* Start *

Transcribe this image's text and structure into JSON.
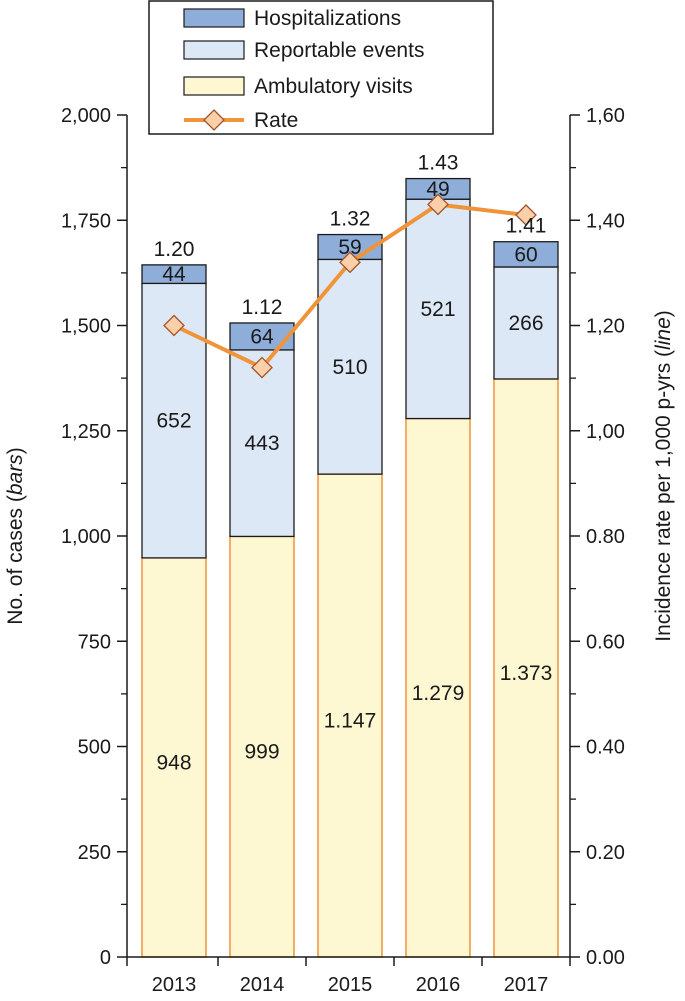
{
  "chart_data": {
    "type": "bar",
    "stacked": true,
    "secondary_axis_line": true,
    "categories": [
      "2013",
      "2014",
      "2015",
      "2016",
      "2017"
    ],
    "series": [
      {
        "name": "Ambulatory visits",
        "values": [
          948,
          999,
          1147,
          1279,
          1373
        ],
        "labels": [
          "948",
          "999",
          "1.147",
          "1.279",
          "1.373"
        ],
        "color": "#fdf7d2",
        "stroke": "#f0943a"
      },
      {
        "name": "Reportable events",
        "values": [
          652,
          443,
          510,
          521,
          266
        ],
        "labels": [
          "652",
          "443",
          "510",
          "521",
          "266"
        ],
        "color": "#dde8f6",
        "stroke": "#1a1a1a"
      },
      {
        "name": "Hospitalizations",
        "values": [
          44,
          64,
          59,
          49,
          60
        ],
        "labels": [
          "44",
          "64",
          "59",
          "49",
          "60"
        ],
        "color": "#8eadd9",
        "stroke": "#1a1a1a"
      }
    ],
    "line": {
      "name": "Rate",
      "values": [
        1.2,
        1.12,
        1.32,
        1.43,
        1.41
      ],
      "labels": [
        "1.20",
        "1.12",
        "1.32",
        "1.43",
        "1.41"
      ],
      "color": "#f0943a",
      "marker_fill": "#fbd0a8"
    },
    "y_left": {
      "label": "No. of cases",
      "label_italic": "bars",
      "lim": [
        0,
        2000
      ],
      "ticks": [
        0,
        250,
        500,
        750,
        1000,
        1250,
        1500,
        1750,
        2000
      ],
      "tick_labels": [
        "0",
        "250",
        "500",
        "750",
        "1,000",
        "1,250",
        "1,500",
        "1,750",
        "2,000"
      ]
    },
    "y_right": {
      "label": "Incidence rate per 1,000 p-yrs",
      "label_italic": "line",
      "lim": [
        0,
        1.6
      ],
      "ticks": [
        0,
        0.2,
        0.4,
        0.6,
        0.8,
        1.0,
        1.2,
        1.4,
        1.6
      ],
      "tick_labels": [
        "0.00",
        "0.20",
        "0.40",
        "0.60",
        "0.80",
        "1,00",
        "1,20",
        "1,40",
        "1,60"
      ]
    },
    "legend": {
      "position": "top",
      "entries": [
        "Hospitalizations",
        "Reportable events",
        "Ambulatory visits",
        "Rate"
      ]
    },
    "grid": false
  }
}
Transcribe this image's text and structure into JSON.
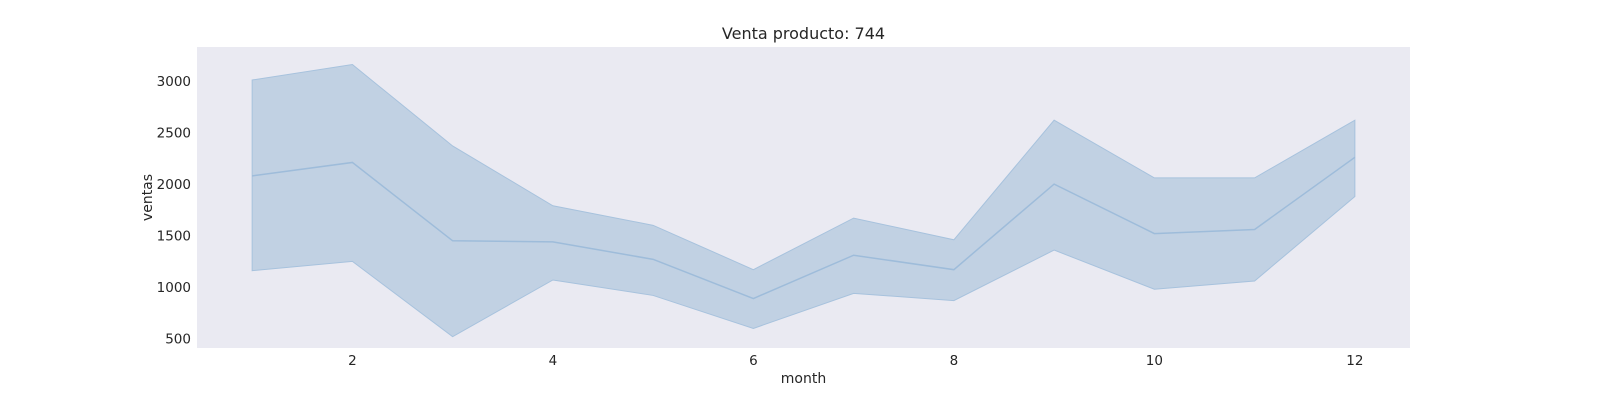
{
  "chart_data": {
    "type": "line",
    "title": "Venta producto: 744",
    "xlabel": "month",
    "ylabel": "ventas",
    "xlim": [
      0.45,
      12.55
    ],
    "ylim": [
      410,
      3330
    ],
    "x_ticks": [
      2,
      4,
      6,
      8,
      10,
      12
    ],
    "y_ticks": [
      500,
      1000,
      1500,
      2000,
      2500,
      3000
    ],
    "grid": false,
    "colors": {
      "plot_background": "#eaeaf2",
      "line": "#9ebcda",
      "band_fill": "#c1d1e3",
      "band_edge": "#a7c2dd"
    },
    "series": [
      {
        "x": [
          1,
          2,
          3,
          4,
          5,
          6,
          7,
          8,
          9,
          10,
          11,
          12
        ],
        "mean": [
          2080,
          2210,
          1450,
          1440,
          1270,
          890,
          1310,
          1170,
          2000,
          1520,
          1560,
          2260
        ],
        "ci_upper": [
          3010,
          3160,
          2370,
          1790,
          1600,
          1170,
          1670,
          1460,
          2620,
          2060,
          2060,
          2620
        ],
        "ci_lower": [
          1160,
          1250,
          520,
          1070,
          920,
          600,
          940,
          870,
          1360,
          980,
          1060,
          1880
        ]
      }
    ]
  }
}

* End *

• [Stated task]: Excluding the pictures, reproduce every entry exactly as given.

• [The solution]:
Transcribe this image's text and structure into JSON.
{
  "chart_data": {
    "type": "bar",
    "stacked": true,
    "secondary_axis_line": true,
    "categories": [
      "2013",
      "2014",
      "2015",
      "2016",
      "2017"
    ],
    "series": [
      {
        "name": "Ambulatory visits",
        "values": [
          948,
          999,
          1147,
          1279,
          1373
        ],
        "labels": [
          "948",
          "999",
          "1.147",
          "1.279",
          "1.373"
        ],
        "color": "#fdf7d2",
        "stroke": "#f0943a"
      },
      {
        "name": "Reportable events",
        "values": [
          652,
          443,
          510,
          521,
          266
        ],
        "labels": [
          "652",
          "443",
          "510",
          "521",
          "266"
        ],
        "color": "#dde8f6",
        "stroke": "#1a1a1a"
      },
      {
        "name": "Hospitalizations",
        "values": [
          44,
          64,
          59,
          49,
          60
        ],
        "labels": [
          "44",
          "64",
          "59",
          "49",
          "60"
        ],
        "color": "#8eadd9",
        "stroke": "#1a1a1a"
      }
    ],
    "line": {
      "name": "Rate",
      "values": [
        1.2,
        1.12,
        1.32,
        1.43,
        1.41
      ],
      "labels": [
        "1.20",
        "1.12",
        "1.32",
        "1.43",
        "1.41"
      ],
      "color": "#f0943a",
      "marker_fill": "#fbd0a8"
    },
    "y_left": {
      "label": "No. of cases",
      "label_italic": "bars",
      "lim": [
        0,
        2000
      ],
      "ticks": [
        0,
        250,
        500,
        750,
        1000,
        1250,
        1500,
        1750,
        2000
      ],
      "tick_labels": [
        "0",
        "250",
        "500",
        "750",
        "1,000",
        "1,250",
        "1,500",
        "1,750",
        "2,000"
      ]
    },
    "y_right": {
      "label": "Incidence rate per 1,000 p-yrs",
      "label_italic": "line",
      "lim": [
        0,
        1.6
      ],
      "ticks": [
        0,
        0.2,
        0.4,
        0.6,
        0.8,
        1.0,
        1.2,
        1.4,
        1.6
      ],
      "tick_labels": [
        "0.00",
        "0.20",
        "0.40",
        "0.60",
        "0.80",
        "1,00",
        "1,20",
        "1,40",
        "1,60"
      ]
    },
    "legend": {
      "position": "top",
      "entries": [
        "Hospitalizations",
        "Reportable events",
        "Ambulatory visits",
        "Rate"
      ]
    },
    "grid": false
  }
}
Transcribe this image's text and structure into JSON.
{
  "chart_data": {
    "type": "line",
    "title": "Venta producto: 744",
    "xlabel": "month",
    "ylabel": "ventas",
    "xlim": [
      0.45,
      12.55
    ],
    "ylim": [
      410,
      3330
    ],
    "x_ticks": [
      2,
      4,
      6,
      8,
      10,
      12
    ],
    "y_ticks": [
      500,
      1000,
      1500,
      2000,
      2500,
      3000
    ],
    "grid": false,
    "colors": {
      "plot_background": "#eaeaf2",
      "line": "#9ebcda",
      "band_fill": "#c1d1e3",
      "band_edge": "#a7c2dd"
    },
    "series": [
      {
        "x": [
          1,
          2,
          3,
          4,
          5,
          6,
          7,
          8,
          9,
          10,
          11,
          12
        ],
        "mean": [
          2080,
          2210,
          1450,
          1440,
          1270,
          890,
          1310,
          1170,
          2000,
          1520,
          1560,
          2260
        ],
        "ci_upper": [
          3010,
          3160,
          2370,
          1790,
          1600,
          1170,
          1670,
          1460,
          2620,
          2060,
          2060,
          2620
        ],
        "ci_lower": [
          1160,
          1250,
          520,
          1070,
          920,
          600,
          940,
          870,
          1360,
          980,
          1060,
          1880
        ]
      }
    ]
  }
}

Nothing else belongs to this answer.